## START Input data
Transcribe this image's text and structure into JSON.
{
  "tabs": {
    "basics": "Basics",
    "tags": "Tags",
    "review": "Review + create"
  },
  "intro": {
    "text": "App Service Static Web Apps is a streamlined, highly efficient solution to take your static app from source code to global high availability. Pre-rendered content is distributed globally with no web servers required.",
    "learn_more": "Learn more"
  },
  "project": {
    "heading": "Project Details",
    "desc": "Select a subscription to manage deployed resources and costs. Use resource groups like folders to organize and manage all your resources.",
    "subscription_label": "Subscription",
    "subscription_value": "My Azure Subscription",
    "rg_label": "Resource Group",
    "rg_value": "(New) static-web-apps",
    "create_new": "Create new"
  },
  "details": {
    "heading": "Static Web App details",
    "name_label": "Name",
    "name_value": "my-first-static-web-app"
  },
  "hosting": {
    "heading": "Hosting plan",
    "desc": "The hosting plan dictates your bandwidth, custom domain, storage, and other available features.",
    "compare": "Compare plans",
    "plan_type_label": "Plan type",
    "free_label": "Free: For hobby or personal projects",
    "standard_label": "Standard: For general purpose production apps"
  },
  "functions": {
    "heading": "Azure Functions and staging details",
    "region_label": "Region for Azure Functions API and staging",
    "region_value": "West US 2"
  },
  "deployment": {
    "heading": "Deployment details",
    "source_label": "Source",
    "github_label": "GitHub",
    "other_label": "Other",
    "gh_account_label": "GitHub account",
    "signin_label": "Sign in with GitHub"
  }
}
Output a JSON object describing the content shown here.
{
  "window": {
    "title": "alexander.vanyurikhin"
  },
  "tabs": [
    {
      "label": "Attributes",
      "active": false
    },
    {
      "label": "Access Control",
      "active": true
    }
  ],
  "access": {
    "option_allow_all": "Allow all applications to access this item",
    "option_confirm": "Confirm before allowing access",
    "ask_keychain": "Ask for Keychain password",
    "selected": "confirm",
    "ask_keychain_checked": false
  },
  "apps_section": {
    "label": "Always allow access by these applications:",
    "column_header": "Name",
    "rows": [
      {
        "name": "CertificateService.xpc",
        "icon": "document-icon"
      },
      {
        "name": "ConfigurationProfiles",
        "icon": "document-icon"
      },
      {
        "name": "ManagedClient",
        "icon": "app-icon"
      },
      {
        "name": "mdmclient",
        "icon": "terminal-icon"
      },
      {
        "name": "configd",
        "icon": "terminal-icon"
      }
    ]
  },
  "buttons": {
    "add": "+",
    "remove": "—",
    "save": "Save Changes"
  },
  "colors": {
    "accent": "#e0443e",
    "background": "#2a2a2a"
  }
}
## END Input data
Problem description: Write the material out exactly, with nothing left out.

Final result:
Transcribe this image's text and structure into JSON.
{
  "tabs": {
    "basics": "Basics",
    "tags": "Tags",
    "review": "Review + create"
  },
  "intro": {
    "text": "App Service Static Web Apps is a streamlined, highly efficient solution to take your static app from source code to global high availability. Pre-rendered content is distributed globally with no web servers required.",
    "learn_more": "Learn more"
  },
  "project": {
    "heading": "Project Details",
    "desc": "Select a subscription to manage deployed resources and costs. Use resource groups like folders to organize and manage all your resources.",
    "subscription_label": "Subscription",
    "subscription_value": "My Azure Subscription",
    "rg_label": "Resource Group",
    "rg_value": "(New) static-web-apps",
    "create_new": "Create new"
  },
  "details": {
    "heading": "Static Web App details",
    "name_label": "Name",
    "name_value": "my-first-static-web-app"
  },
  "hosting": {
    "heading": "Hosting plan",
    "desc": "The hosting plan dictates your bandwidth, custom domain, storage, and other available features.",
    "compare": "Compare plans",
    "plan_type_label": "Plan type",
    "free_label": "Free: For hobby or personal projects",
    "standard_label": "Standard: For general purpose production apps"
  },
  "functions": {
    "heading": "Azure Functions and staging details",
    "region_label": "Region for Azure Functions API and staging",
    "region_value": "West US 2"
  },
  "deployment": {
    "heading": "Deployment details",
    "source_label": "Source",
    "github_label": "GitHub",
    "other_label": "Other",
    "gh_account_label": "GitHub account",
    "signin_label": "Sign in with GitHub"
  }
}
Output a JSON object describing the content shown here.
{
  "window": {
    "title": "alexander.vanyurikhin"
  },
  "tabs": [
    {
      "label": "Attributes",
      "active": false
    },
    {
      "label": "Access Control",
      "active": true
    }
  ],
  "access": {
    "option_allow_all": "Allow all applications to access this item",
    "option_confirm": "Confirm before allowing access",
    "ask_keychain": "Ask for Keychain password",
    "selected": "confirm",
    "ask_keychain_checked": false
  },
  "apps_section": {
    "label": "Always allow access by these applications:",
    "column_header": "Name",
    "rows": [
      {
        "name": "CertificateService.xpc",
        "icon": "document-icon"
      },
      {
        "name": "ConfigurationProfiles",
        "icon": "document-icon"
      },
      {
        "name": "ManagedClient",
        "icon": "app-icon"
      },
      {
        "name": "mdmclient",
        "icon": "terminal-icon"
      },
      {
        "name": "configd",
        "icon": "terminal-icon"
      }
    ]
  },
  "buttons": {
    "add": "+",
    "remove": "—",
    "save": "Save Changes"
  },
  "colors": {
    "accent": "#e0443e",
    "background": "#2a2a2a"
  }
}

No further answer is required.